• _INSTRUCTION_: Set all the material down again unchanged, without the pictures.

[Rows from a dataset]
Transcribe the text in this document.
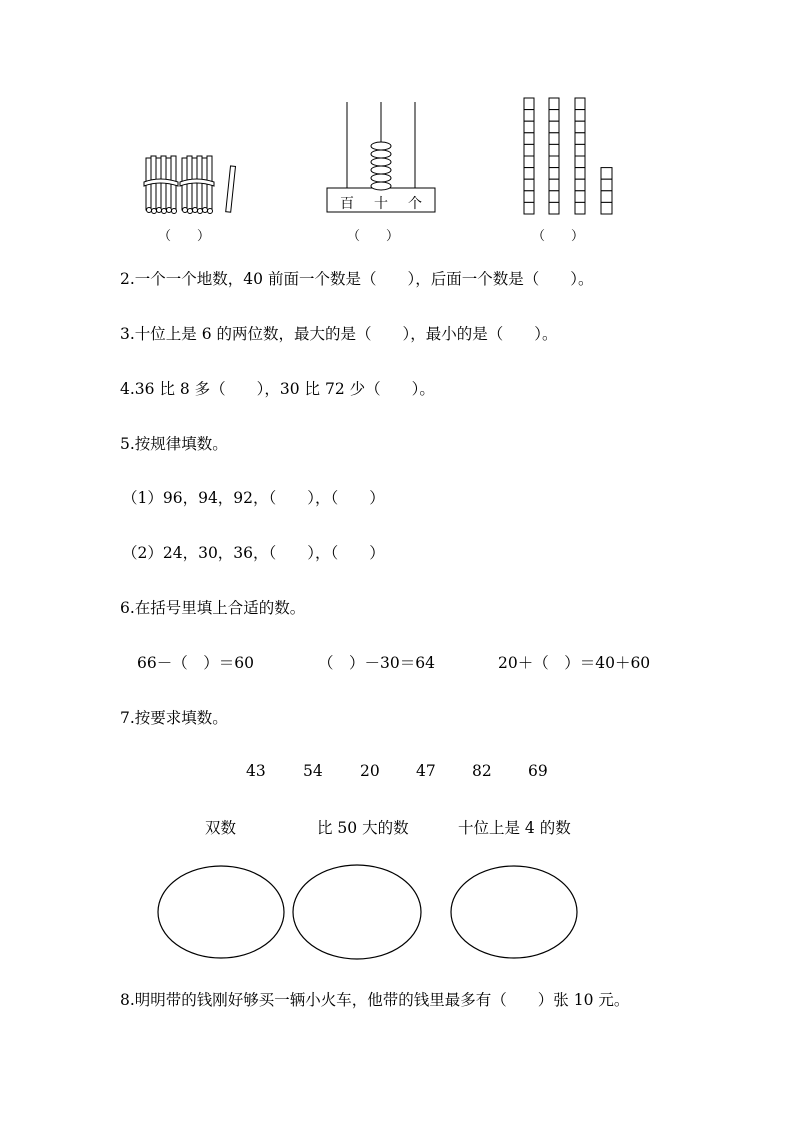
百 十 个
（　　）	（　　）	（　　）
2.一个一个地数，40 前面一个数是（　　），后面一个数是（　　）。
3.十位上是 6 的两位数，最大的是（　　），最小的是（　　）。
4.36 比 8 多（　　），30 比 72 少（　　）。
5.按规律填数。
（1）96，94，92，（　　），（　　）
（2）24，30，36，（　　），（　　）
6.在括号里填上合适的数。
66－（　）＝60	（　）－30＝64	20＋（　）＝40＋60
7.按要求填数。
43 54 20 47 82 69
双数	比 50 大的数	十位上是 4 的数
8.明明带的钱刚好够买一辆小火车，他带的钱里最多有（　　）张 10 元。
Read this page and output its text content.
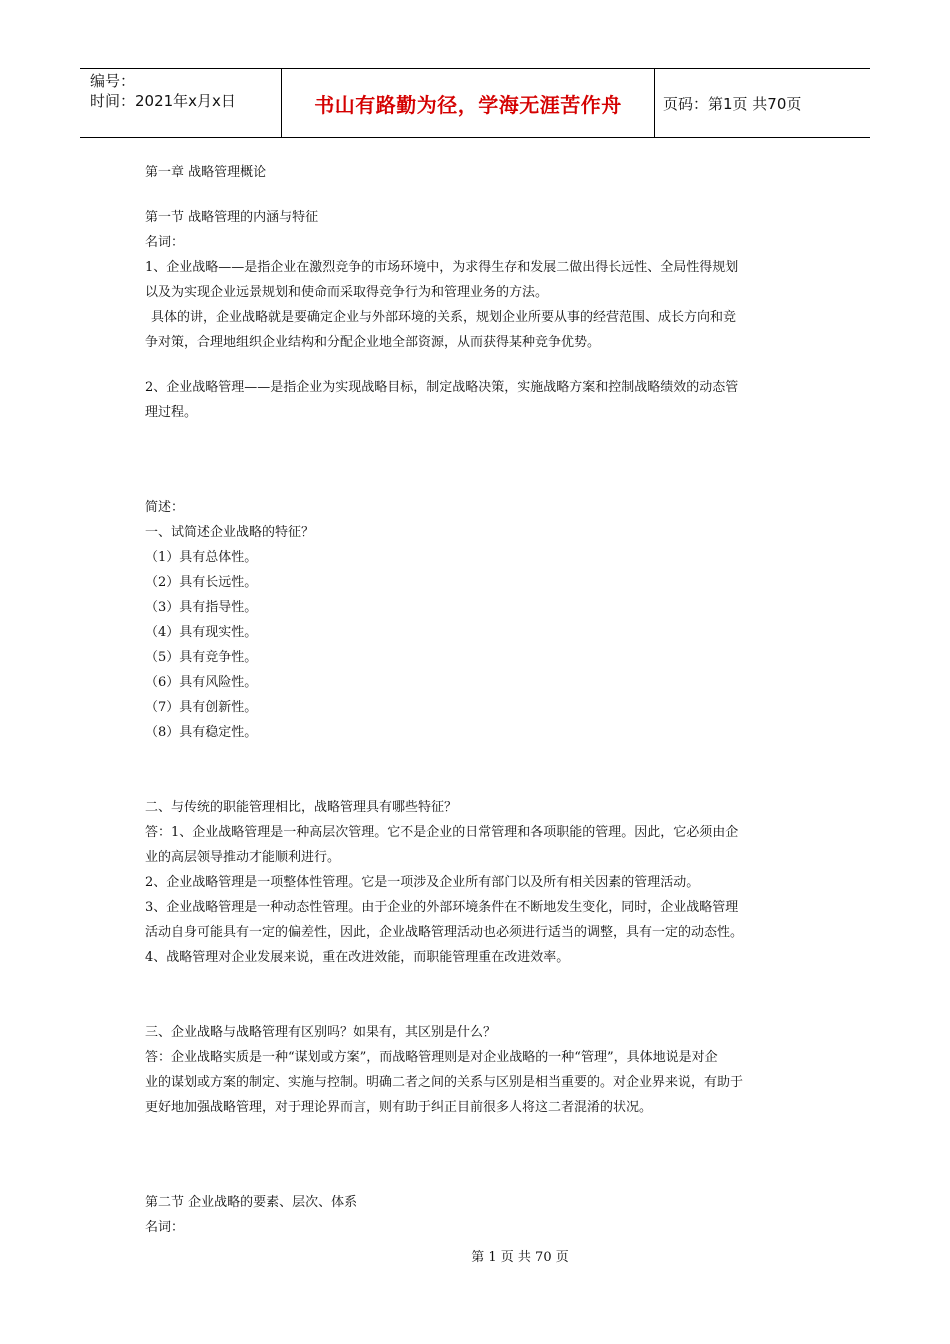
编号：
时间：2021年x月x日	书山有路勤为径，学海无涯苦作舟	页码：第1页 共70页

第一章 战略管理概论

第一节 战略管理的内涵与特征

名词：

1、企业战略——是指企业在激烈竞争的市场环境中，为求得生存和发展二做出得长远性、全局性得规划

以及为实现企业远景规划和使命而采取得竞争行为和管理业务的方法。

具体的讲，企业战略就是要确定企业与外部环境的关系，规划企业所要从事的经营范围、成长方向和竞

争对策，合理地组织企业结构和分配企业地全部资源，从而获得某种竞争优势。

2、企业战略管理——是指企业为实现战略目标，制定战略决策，实施战略方案和控制战略绩效的动态管

理过程。

简述：

一、试简述企业战略的特征？

（1）具有总体性。

（2）具有长远性。

（3）具有指导性。

（4）具有现实性。

（5）具有竞争性。

（6）具有风险性。

（7）具有创新性。

（8）具有稳定性。

二、与传统的职能管理相比，战略管理具有哪些特征？

答：1、企业战略管理是一种高层次管理。它不是企业的日常管理和各项职能的管理。因此，它必须由企

业的高层领导推动才能顺利进行。

2、企业战略管理是一项整体性管理。它是一项涉及企业所有部门以及所有相关因素的管理活动。

3、企业战略管理是一种动态性管理。由于企业的外部环境条件在不断地发生变化，同时，企业战略管理

活动自身可能具有一定的偏差性，因此，企业战略管理活动也必须进行适当的调整，具有一定的动态性。

4、战略管理对企业发展来说，重在改进效能，而职能管理重在改进效率。

三、企业战略与战略管理有区别吗？如果有，其区别是什么？

答：企业战略实质是一种“谋划或方案”，而战略管理则是对企业战略的一种“管理”，具体地说是对企

业的谋划或方案的制定、实施与控制。明确二者之间的关系与区别是相当重要的。对企业界来说，有助于

更好地加强战略管理，对于理论界而言，则有助于纠正目前很多人将这二者混淆的状况。

第二节 企业战略的要素、层次、体系

名词：

第 1 页 共 70 页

• _WRITTEN ANSWER_:
Transcribe the text in this document.
百 十 个
（　　）	（　　）	（　　）
2.一个一个地数，40 前面一个数是（　　），后面一个数是（　　）。
3.十位上是 6 的两位数，最大的是（　　），最小的是（　　）。
4.36 比 8 多（　　），30 比 72 少（　　）。
5.按规律填数。
（1）96，94，92，（　　），（　　）
（2）24，30，36，（　　），（　　）
6.在括号里填上合适的数。
66－（　）＝60	（　）－30＝64	20＋（　）＝40＋60
7.按要求填数。
43 54 20 47 82 69
双数	比 50 大的数	十位上是 4 的数
8.明明带的钱刚好够买一辆小火车，他带的钱里最多有（　　）张 10 元。
Read this page and output its text content.
编号：
时间：2021年x月x日	书山有路勤为径，学海无涯苦作舟	页码：第1页 共70页

第一章 战略管理概论

第一节 战略管理的内涵与特征

名词：

1、企业战略——是指企业在激烈竞争的市场环境中，为求得生存和发展二做出得长远性、全局性得规划

以及为实现企业远景规划和使命而采取得竞争行为和管理业务的方法。

具体的讲，企业战略就是要确定企业与外部环境的关系，规划企业所要从事的经营范围、成长方向和竞

争对策，合理地组织企业结构和分配企业地全部资源，从而获得某种竞争优势。

2、企业战略管理——是指企业为实现战略目标，制定战略决策，实施战略方案和控制战略绩效的动态管

理过程。

简述：

一、试简述企业战略的特征？

（1）具有总体性。

（2）具有长远性。

（3）具有指导性。

（4）具有现实性。

（5）具有竞争性。

（6）具有风险性。

（7）具有创新性。

（8）具有稳定性。

二、与传统的职能管理相比，战略管理具有哪些特征？

答：1、企业战略管理是一种高层次管理。它不是企业的日常管理和各项职能的管理。因此，它必须由企

业的高层领导推动才能顺利进行。

2、企业战略管理是一项整体性管理。它是一项涉及企业所有部门以及所有相关因素的管理活动。

3、企业战略管理是一种动态性管理。由于企业的外部环境条件在不断地发生变化，同时，企业战略管理

活动自身可能具有一定的偏差性，因此，企业战略管理活动也必须进行适当的调整，具有一定的动态性。

4、战略管理对企业发展来说，重在改进效能，而职能管理重在改进效率。

三、企业战略与战略管理有区别吗？如果有，其区别是什么？

答：企业战略实质是一种“谋划或方案”，而战略管理则是对企业战略的一种“管理”，具体地说是对企

业的谋划或方案的制定、实施与控制。明确二者之间的关系与区别是相当重要的。对企业界来说，有助于

更好地加强战略管理，对于理论界而言，则有助于纠正目前很多人将这二者混淆的状况。

第二节 企业战略的要素、层次、体系

名词：

第 1 页 共 70 页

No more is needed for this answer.